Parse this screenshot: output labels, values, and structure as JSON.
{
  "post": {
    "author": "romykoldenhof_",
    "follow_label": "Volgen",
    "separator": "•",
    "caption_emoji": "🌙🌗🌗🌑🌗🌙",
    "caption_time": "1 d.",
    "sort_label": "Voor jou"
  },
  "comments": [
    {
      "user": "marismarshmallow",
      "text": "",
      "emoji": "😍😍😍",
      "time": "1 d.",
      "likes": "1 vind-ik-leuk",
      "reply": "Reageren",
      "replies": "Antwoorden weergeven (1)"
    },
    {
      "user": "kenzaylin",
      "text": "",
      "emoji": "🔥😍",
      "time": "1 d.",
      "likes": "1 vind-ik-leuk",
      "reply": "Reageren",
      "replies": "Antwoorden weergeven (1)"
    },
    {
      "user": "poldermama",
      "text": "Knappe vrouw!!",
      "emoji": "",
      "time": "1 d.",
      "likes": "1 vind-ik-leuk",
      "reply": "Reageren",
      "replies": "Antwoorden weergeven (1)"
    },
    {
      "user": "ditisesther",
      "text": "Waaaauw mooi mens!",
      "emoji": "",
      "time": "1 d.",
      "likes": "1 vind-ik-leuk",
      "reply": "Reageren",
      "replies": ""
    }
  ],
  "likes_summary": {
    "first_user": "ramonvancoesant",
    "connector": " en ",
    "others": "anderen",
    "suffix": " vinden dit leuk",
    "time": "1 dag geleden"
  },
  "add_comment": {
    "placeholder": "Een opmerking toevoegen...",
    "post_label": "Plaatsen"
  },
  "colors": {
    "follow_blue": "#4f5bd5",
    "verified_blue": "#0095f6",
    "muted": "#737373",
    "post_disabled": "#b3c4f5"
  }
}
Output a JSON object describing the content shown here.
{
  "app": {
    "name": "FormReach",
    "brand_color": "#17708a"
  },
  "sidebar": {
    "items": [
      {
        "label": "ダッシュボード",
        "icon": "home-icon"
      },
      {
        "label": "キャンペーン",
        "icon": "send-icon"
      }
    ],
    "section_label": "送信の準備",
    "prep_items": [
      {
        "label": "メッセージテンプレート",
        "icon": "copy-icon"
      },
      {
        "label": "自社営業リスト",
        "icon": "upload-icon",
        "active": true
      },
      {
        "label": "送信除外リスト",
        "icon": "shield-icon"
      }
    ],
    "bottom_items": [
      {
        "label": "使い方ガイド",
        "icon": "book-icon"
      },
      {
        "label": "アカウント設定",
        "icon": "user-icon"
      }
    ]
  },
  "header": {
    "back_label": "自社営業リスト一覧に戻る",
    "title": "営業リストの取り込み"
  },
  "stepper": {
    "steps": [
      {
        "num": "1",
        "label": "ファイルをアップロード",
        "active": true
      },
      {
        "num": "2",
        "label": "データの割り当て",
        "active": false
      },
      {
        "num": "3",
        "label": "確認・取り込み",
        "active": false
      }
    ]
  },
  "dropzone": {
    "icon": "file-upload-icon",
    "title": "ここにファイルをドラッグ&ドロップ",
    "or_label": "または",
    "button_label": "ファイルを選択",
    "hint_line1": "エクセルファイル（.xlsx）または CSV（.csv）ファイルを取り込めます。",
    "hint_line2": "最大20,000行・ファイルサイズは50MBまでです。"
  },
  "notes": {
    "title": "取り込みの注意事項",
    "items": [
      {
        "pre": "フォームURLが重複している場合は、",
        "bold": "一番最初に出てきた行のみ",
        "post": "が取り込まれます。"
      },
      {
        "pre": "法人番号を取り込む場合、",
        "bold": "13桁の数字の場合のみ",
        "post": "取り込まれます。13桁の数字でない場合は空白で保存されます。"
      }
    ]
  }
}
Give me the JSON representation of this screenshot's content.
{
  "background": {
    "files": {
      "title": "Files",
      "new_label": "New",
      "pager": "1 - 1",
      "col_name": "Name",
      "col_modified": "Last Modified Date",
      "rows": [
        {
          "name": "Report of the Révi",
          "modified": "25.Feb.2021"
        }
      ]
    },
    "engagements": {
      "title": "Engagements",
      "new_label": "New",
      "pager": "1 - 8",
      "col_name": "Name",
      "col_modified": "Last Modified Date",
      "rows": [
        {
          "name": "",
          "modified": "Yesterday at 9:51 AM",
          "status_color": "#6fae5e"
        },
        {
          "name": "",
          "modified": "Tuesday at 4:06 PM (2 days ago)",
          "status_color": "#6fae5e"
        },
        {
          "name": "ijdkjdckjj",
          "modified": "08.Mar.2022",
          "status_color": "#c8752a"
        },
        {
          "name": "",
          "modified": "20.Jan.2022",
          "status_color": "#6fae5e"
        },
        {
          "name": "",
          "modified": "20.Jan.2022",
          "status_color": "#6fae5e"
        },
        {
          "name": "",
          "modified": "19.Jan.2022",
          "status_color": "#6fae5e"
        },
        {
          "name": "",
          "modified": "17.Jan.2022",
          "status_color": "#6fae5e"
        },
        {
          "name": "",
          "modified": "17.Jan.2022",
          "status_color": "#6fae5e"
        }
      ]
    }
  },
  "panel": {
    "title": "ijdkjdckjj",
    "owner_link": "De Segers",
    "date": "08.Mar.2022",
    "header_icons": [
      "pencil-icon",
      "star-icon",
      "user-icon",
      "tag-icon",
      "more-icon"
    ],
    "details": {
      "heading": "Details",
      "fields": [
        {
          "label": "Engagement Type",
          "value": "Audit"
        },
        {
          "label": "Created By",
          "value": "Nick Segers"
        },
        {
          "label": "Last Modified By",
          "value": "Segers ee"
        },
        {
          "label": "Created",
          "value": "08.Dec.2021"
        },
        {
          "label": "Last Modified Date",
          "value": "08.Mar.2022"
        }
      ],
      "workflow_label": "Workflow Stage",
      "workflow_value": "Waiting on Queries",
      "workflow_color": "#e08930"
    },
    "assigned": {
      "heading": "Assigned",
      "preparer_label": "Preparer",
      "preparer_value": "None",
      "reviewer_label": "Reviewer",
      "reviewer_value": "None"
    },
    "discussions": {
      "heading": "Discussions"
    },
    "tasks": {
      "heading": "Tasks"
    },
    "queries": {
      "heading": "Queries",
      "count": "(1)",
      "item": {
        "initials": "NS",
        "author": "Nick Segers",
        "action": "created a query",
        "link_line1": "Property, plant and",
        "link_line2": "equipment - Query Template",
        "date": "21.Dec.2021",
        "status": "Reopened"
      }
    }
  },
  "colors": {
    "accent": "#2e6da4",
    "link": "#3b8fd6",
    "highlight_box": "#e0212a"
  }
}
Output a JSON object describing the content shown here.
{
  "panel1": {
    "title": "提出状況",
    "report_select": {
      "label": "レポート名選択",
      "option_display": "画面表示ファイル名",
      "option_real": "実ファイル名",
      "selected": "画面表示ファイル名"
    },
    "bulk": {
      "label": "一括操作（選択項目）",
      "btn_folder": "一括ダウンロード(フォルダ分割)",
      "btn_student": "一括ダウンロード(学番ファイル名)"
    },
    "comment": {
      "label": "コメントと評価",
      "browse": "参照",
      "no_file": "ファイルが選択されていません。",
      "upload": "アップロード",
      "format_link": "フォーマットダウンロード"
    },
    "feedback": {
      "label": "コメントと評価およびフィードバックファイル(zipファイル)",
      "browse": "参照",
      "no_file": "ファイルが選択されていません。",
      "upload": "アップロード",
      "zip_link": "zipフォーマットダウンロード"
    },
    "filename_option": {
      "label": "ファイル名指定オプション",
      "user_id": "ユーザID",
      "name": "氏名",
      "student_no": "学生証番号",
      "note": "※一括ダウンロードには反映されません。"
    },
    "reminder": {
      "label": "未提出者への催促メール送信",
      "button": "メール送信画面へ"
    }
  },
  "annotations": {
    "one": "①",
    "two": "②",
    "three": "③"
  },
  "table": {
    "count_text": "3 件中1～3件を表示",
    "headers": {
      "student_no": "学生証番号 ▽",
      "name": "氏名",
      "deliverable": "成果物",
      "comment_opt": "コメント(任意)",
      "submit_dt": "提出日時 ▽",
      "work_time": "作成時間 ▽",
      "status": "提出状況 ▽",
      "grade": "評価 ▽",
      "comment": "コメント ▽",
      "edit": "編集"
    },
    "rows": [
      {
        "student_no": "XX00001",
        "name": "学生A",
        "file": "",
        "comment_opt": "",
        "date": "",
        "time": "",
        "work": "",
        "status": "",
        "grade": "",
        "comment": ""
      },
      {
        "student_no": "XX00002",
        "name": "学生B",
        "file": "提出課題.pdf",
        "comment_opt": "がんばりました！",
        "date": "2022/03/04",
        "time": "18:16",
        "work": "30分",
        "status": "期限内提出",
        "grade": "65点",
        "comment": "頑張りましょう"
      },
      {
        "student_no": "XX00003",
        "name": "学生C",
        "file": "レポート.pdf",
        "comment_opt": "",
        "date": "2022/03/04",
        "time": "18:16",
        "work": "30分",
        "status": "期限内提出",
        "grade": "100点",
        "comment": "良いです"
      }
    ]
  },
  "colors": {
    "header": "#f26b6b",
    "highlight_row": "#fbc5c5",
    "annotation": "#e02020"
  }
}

=======

[Short problem]: Pick out all lines from the data above in which the word "JSON" appears.

[Full solution]:
Parse this screenshot: output labels, values, and structure as JSON.
Output a JSON object describing the content shown here.
Give me the JSON representation of this screenshot's content.
Output a JSON object describing the content shown here.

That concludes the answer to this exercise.